:: WHAT TO DO ::
Take the line containing "Serialize everything readable" and all lines after it, through the end of the material, and repeat them exactly, pictures left out.
**** DATASET EXTRACT
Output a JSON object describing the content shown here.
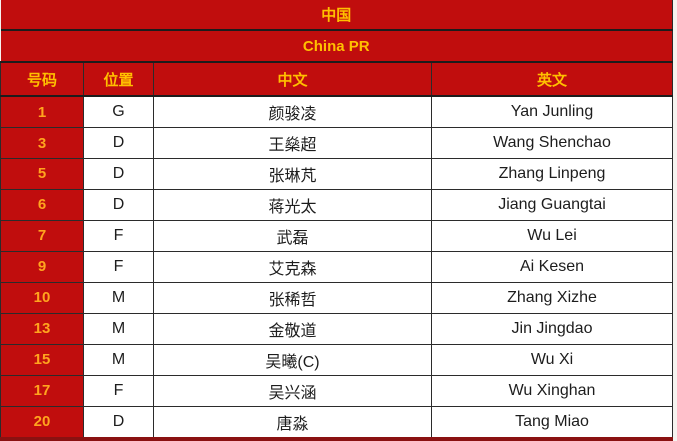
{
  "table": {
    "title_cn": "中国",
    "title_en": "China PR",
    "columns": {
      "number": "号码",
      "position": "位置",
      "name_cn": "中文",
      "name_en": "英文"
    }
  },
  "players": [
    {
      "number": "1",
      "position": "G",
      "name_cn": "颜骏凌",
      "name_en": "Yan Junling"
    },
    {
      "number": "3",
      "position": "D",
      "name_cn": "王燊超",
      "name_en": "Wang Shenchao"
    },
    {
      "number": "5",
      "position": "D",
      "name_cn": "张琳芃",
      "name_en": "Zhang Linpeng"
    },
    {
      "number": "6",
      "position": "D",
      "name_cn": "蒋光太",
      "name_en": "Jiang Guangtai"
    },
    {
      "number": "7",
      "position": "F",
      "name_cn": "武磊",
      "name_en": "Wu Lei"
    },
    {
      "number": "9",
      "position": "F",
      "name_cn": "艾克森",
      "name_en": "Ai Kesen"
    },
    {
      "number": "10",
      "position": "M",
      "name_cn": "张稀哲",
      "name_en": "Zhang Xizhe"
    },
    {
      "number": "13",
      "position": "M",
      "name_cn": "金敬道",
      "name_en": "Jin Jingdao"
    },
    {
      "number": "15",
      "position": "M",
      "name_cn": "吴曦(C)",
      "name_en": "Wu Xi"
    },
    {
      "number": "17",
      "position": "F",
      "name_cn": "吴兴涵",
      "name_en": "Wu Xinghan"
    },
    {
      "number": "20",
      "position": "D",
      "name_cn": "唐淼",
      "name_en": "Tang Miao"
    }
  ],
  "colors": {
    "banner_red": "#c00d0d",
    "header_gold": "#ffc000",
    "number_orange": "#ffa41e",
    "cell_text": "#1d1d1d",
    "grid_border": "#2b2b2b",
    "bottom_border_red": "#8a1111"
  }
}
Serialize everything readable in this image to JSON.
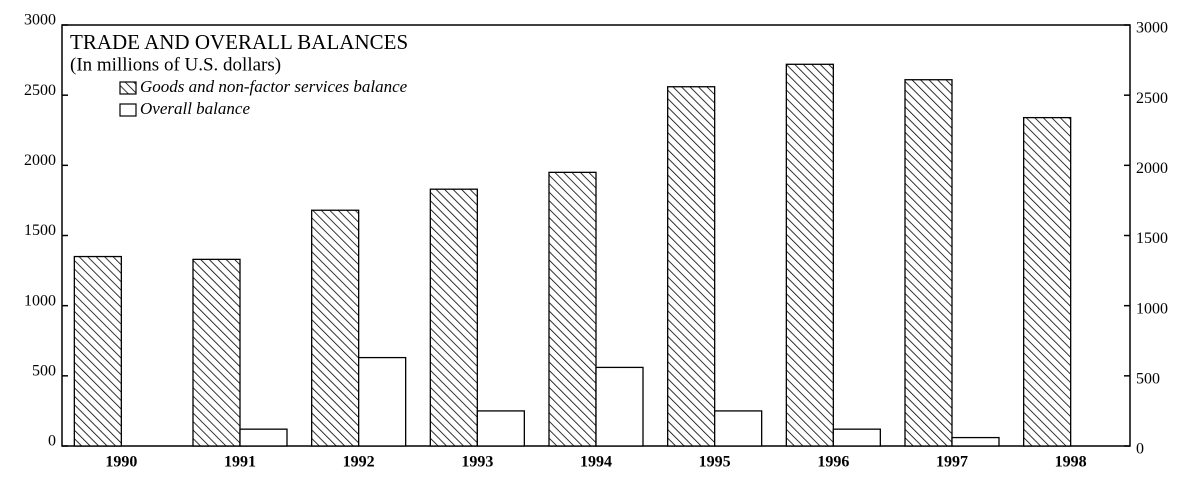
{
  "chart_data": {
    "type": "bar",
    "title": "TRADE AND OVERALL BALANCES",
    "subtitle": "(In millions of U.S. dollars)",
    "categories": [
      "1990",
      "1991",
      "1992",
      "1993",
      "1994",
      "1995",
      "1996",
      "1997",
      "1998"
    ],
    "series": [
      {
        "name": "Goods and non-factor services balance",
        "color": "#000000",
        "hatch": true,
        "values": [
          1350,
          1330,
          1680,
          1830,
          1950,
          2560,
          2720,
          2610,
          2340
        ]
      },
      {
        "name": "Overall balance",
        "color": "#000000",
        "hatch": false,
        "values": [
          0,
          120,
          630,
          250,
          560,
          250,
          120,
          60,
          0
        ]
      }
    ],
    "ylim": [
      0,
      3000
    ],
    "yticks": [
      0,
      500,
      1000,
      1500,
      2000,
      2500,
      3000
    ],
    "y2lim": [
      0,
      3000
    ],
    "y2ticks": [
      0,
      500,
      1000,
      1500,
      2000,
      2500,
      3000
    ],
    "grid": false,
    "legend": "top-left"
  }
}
********
:: OUTPUT OF THE EXERCISE ::
Serialize everything readable in this image to JSON.
{
  "chart_data": {
    "type": "bar",
    "title": "TRADE AND OVERALL BALANCES",
    "subtitle": "(In millions of U.S. dollars)",
    "categories": [
      "1990",
      "1991",
      "1992",
      "1993",
      "1994",
      "1995",
      "1996",
      "1997",
      "1998"
    ],
    "series": [
      {
        "name": "Goods and non-factor services balance",
        "color": "#000000",
        "hatch": true,
        "values": [
          1350,
          1330,
          1680,
          1830,
          1950,
          2560,
          2720,
          2610,
          2340
        ]
      },
      {
        "name": "Overall balance",
        "color": "#000000",
        "hatch": false,
        "values": [
          0,
          120,
          630,
          250,
          560,
          250,
          120,
          60,
          0
        ]
      }
    ],
    "ylim": [
      0,
      3000
    ],
    "yticks": [
      0,
      500,
      1000,
      1500,
      2000,
      2500,
      3000
    ],
    "y2lim": [
      0,
      3000
    ],
    "y2ticks": [
      0,
      500,
      1000,
      1500,
      2000,
      2500,
      3000
    ],
    "grid": false,
    "legend": "top-left"
  }
}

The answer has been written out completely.